§ **Directions for this task**:
Repeat the whole of the data, keeping every detail the same.
........
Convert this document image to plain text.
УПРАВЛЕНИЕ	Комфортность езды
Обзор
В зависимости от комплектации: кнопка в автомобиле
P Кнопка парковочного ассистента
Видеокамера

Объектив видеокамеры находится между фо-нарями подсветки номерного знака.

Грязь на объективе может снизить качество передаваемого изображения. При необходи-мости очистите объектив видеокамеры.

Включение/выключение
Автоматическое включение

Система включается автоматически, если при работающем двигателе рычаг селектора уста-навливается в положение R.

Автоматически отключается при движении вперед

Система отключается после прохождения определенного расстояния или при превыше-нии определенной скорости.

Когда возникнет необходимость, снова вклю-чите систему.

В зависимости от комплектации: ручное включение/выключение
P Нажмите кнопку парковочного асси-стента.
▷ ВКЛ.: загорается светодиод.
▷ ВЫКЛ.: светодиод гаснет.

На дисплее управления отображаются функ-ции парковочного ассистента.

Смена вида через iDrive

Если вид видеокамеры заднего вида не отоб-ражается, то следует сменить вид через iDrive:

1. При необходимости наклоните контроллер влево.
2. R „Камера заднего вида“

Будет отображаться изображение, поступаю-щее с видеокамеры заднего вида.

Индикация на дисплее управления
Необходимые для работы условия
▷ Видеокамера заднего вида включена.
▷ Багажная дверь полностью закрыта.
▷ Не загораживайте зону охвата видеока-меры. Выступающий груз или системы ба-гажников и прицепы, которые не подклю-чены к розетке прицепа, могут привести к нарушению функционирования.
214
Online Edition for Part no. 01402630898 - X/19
........
§ **Result of the exercise**:
Convert this document image to plain text.
УПРАВЛЕНИЕ	Комфортность езды
Обзор
В зависимости от комплектации: кнопка в автомобиле
P Кнопка парковочного ассистента
Видеокамера

Объектив видеокамеры находится между фо-нарями подсветки номерного знака.

Грязь на объективе может снизить качество передаваемого изображения. При необходи-мости очистите объектив видеокамеры.

Включение/выключение
Автоматическое включение

Система включается автоматически, если при работающем двигателе рычаг селектора уста-навливается в положение R.

Автоматически отключается при движении вперед

Система отключается после прохождения определенного расстояния или при превыше-нии определенной скорости.

Когда возникнет необходимость, снова вклю-чите систему.

В зависимости от комплектации: ручное включение/выключение
P Нажмите кнопку парковочного асси-стента.
▷ ВКЛ.: загорается светодиод.
▷ ВЫКЛ.: светодиод гаснет.

На дисплее управления отображаются функ-ции парковочного ассистента.

Смена вида через iDrive

Если вид видеокамеры заднего вида не отоб-ражается, то следует сменить вид через iDrive:

1. При необходимости наклоните контроллер влево.
2. R „Камера заднего вида“

Будет отображаться изображение, поступаю-щее с видеокамеры заднего вида.

Индикация на дисплее управления
Необходимые для работы условия
▷ Видеокамера заднего вида включена.
▷ Багажная дверь полностью закрыта.
▷ Не загораживайте зону охвата видеока-меры. Выступающий груз или системы ба-гажников и прицепы, которые не подклю-чены к розетке прицепа, могут привести к нарушению функционирования.
214
Online Edition for Part no. 01402630898 - X/19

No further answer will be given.